-- Start The input --

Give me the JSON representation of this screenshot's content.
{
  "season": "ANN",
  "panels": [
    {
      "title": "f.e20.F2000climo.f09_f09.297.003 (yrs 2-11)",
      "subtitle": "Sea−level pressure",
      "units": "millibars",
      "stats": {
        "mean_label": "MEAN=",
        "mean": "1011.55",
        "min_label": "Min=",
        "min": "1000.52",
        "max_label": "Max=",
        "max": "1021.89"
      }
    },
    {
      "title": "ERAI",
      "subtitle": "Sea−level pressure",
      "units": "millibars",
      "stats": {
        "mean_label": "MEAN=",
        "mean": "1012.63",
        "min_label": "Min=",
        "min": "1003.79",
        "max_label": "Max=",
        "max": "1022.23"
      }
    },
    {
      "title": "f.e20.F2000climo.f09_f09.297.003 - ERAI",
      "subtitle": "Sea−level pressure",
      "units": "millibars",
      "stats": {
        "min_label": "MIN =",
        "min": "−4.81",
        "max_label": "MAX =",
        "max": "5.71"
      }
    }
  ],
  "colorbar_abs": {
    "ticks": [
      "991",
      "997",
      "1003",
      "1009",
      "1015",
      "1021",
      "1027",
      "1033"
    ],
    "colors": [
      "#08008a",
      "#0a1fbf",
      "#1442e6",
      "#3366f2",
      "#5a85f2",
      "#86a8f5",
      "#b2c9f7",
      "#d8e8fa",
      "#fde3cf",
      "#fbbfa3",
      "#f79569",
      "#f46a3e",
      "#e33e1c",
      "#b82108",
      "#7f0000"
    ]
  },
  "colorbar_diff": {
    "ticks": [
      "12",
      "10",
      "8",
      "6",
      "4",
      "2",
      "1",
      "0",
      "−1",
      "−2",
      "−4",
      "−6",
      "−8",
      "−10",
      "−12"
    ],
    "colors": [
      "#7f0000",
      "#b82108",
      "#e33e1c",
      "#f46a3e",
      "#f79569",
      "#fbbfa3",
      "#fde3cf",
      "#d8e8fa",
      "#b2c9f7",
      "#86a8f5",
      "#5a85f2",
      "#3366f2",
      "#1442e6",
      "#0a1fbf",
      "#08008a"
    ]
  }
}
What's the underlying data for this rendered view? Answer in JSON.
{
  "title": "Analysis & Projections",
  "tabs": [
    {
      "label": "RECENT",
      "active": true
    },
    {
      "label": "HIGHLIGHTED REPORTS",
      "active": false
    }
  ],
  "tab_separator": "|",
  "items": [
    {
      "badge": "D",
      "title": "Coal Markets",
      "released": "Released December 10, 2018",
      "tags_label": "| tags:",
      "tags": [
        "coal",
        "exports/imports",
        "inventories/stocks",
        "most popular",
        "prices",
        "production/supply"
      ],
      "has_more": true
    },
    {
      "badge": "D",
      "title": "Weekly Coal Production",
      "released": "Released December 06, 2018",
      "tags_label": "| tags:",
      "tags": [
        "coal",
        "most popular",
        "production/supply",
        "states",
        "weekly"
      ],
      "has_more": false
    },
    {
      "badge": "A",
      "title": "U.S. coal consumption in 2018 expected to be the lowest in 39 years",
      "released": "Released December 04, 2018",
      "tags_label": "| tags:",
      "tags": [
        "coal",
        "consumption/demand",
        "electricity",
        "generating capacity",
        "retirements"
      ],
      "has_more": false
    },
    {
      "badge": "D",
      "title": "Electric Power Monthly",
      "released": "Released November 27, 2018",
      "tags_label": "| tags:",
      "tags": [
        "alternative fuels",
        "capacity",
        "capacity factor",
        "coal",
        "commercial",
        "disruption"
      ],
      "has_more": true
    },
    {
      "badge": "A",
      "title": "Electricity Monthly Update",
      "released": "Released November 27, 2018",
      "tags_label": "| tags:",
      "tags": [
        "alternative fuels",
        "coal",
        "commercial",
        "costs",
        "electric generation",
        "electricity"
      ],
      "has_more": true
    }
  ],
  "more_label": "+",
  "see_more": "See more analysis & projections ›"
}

-- End The input --

▶ What is needed: Recite the full listing above exactly.

▶ Output for this exercise:
Give me the JSON representation of this screenshot's content.
{
  "season": "ANN",
  "panels": [
    {
      "title": "f.e20.F2000climo.f09_f09.297.003 (yrs 2-11)",
      "subtitle": "Sea−level pressure",
      "units": "millibars",
      "stats": {
        "mean_label": "MEAN=",
        "mean": "1011.55",
        "min_label": "Min=",
        "min": "1000.52",
        "max_label": "Max=",
        "max": "1021.89"
      }
    },
    {
      "title": "ERAI",
      "subtitle": "Sea−level pressure",
      "units": "millibars",
      "stats": {
        "mean_label": "MEAN=",
        "mean": "1012.63",
        "min_label": "Min=",
        "min": "1003.79",
        "max_label": "Max=",
        "max": "1022.23"
      }
    },
    {
      "title": "f.e20.F2000climo.f09_f09.297.003 - ERAI",
      "subtitle": "Sea−level pressure",
      "units": "millibars",
      "stats": {
        "min_label": "MIN =",
        "min": "−4.81",
        "max_label": "MAX =",
        "max": "5.71"
      }
    }
  ],
  "colorbar_abs": {
    "ticks": [
      "991",
      "997",
      "1003",
      "1009",
      "1015",
      "1021",
      "1027",
      "1033"
    ],
    "colors": [
      "#08008a",
      "#0a1fbf",
      "#1442e6",
      "#3366f2",
      "#5a85f2",
      "#86a8f5",
      "#b2c9f7",
      "#d8e8fa",
      "#fde3cf",
      "#fbbfa3",
      "#f79569",
      "#f46a3e",
      "#e33e1c",
      "#b82108",
      "#7f0000"
    ]
  },
  "colorbar_diff": {
    "ticks": [
      "12",
      "10",
      "8",
      "6",
      "4",
      "2",
      "1",
      "0",
      "−1",
      "−2",
      "−4",
      "−6",
      "−8",
      "−10",
      "−12"
    ],
    "colors": [
      "#7f0000",
      "#b82108",
      "#e33e1c",
      "#f46a3e",
      "#f79569",
      "#fbbfa3",
      "#fde3cf",
      "#d8e8fa",
      "#b2c9f7",
      "#86a8f5",
      "#5a85f2",
      "#3366f2",
      "#1442e6",
      "#0a1fbf",
      "#08008a"
    ]
  }
}
What's the underlying data for this rendered view? Answer in JSON.
{
  "title": "Analysis & Projections",
  "tabs": [
    {
      "label": "RECENT",
      "active": true
    },
    {
      "label": "HIGHLIGHTED REPORTS",
      "active": false
    }
  ],
  "tab_separator": "|",
  "items": [
    {
      "badge": "D",
      "title": "Coal Markets",
      "released": "Released December 10, 2018",
      "tags_label": "| tags:",
      "tags": [
        "coal",
        "exports/imports",
        "inventories/stocks",
        "most popular",
        "prices",
        "production/supply"
      ],
      "has_more": true
    },
    {
      "badge": "D",
      "title": "Weekly Coal Production",
      "released": "Released December 06, 2018",
      "tags_label": "| tags:",
      "tags": [
        "coal",
        "most popular",
        "production/supply",
        "states",
        "weekly"
      ],
      "has_more": false
    },
    {
      "badge": "A",
      "title": "U.S. coal consumption in 2018 expected to be the lowest in 39 years",
      "released": "Released December 04, 2018",
      "tags_label": "| tags:",
      "tags": [
        "coal",
        "consumption/demand",
        "electricity",
        "generating capacity",
        "retirements"
      ],
      "has_more": false
    },
    {
      "badge": "D",
      "title": "Electric Power Monthly",
      "released": "Released November 27, 2018",
      "tags_label": "| tags:",
      "tags": [
        "alternative fuels",
        "capacity",
        "capacity factor",
        "coal",
        "commercial",
        "disruption"
      ],
      "has_more": true
    },
    {
      "badge": "A",
      "title": "Electricity Monthly Update",
      "released": "Released November 27, 2018",
      "tags_label": "| tags:",
      "tags": [
        "alternative fuels",
        "coal",
        "commercial",
        "costs",
        "electric generation",
        "electricity"
      ],
      "has_more": true
    }
  ],
  "more_label": "+",
  "see_more": "See more analysis & projections ›"
}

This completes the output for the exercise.